GIVEN PROBLEM:
Count lines, not occurrences: report how many lines in the records hold the string "screenshot", and nothing else.

* Begin SOURCE DATA *

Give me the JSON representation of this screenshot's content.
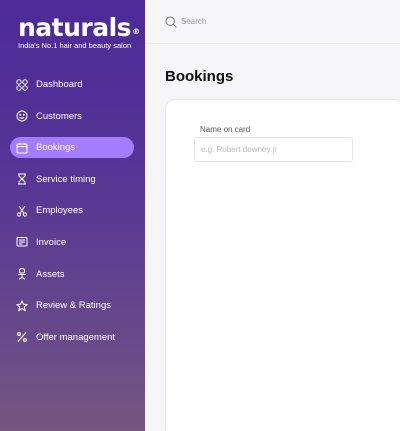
{
  "brand": {
    "name": "naturals",
    "registered": "®",
    "tagline": "India's No.1 hair and beauty salon"
  },
  "sidebar": {
    "items": [
      {
        "label": "Dashboard",
        "icon": "dashboard-icon",
        "active": false
      },
      {
        "label": "Customers",
        "icon": "smiley-icon",
        "active": false
      },
      {
        "label": "Bookings",
        "icon": "calendar-icon",
        "active": true
      },
      {
        "label": "Service timing",
        "icon": "hourglass-icon",
        "active": false
      },
      {
        "label": "Employees",
        "icon": "scissors-icon",
        "active": false
      },
      {
        "label": "Invoice",
        "icon": "invoice-icon",
        "active": false
      },
      {
        "label": "Assets",
        "icon": "chair-icon",
        "active": false
      },
      {
        "label": "Review & Ratings",
        "icon": "star-icon",
        "active": false
      },
      {
        "label": "Offer management",
        "icon": "percent-icon",
        "active": false
      }
    ]
  },
  "topbar": {
    "search_placeholder": "Search"
  },
  "main": {
    "title": "Bookings",
    "form": {
      "name_label": "Name on card",
      "name_placeholder": "e.g. Robert downey jr",
      "name_value": ""
    }
  },
  "colors": {
    "sidebar_top": "#4d2a98",
    "sidebar_bottom": "#75577f",
    "active_item": "#a57cff"
  }
}
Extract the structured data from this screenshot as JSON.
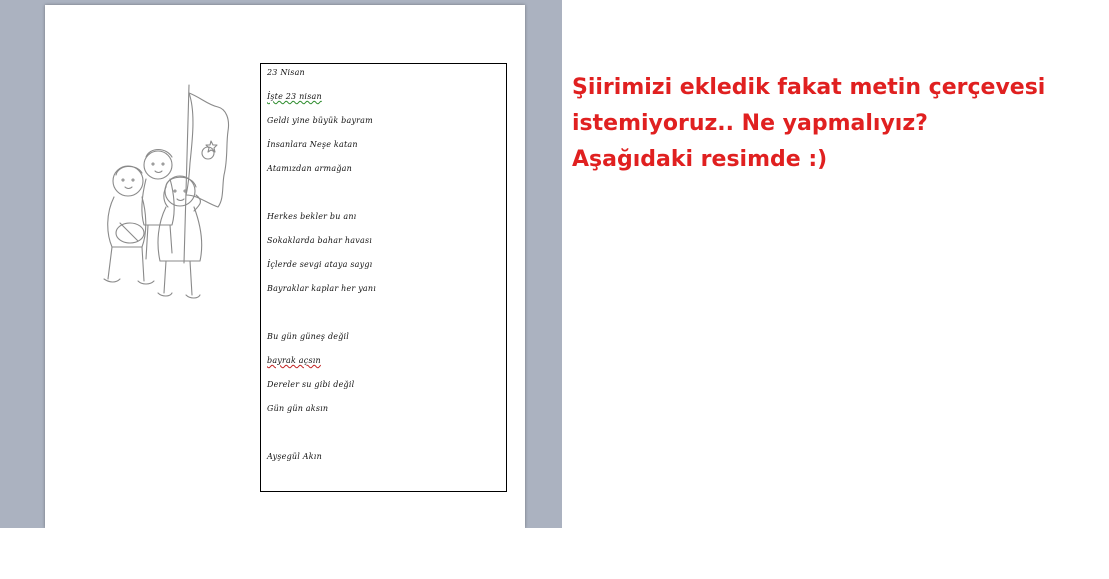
{
  "poem": {
    "stanza1": [
      "23 Nisan",
      "İşte 23 nisan",
      "Geldi yine büyük bayram",
      "İnsanlara Neşe katan",
      "Atamızdan armağan"
    ],
    "stanza2": [
      "Herkes bekler bu anı",
      "Sokaklarda bahar havası",
      "İçlerde sevgi ataya saygı",
      "Bayraklar kaplar her yanı"
    ],
    "stanza3": [
      "Bu gün güneş değil",
      "bayrak açsın",
      "Dereler su gibi değil",
      "Gün gün aksın"
    ],
    "author": "Ayşegül Akın"
  },
  "caption": {
    "line1": "Şiirimizi ekledik fakat metin çerçevesi",
    "line2": "istemiyoruz.. Ne yapmalıyız?",
    "line3": "Aşağıdaki resimde :)"
  },
  "colors": {
    "caption": "#e02020",
    "workspace": "#abb2c0",
    "page": "#ffffff",
    "frame_border": "#000000"
  },
  "icons": {
    "illustration": "children-with-flag-drawing"
  }
}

* End SOURCE DATA *

THE RESPONSE:
2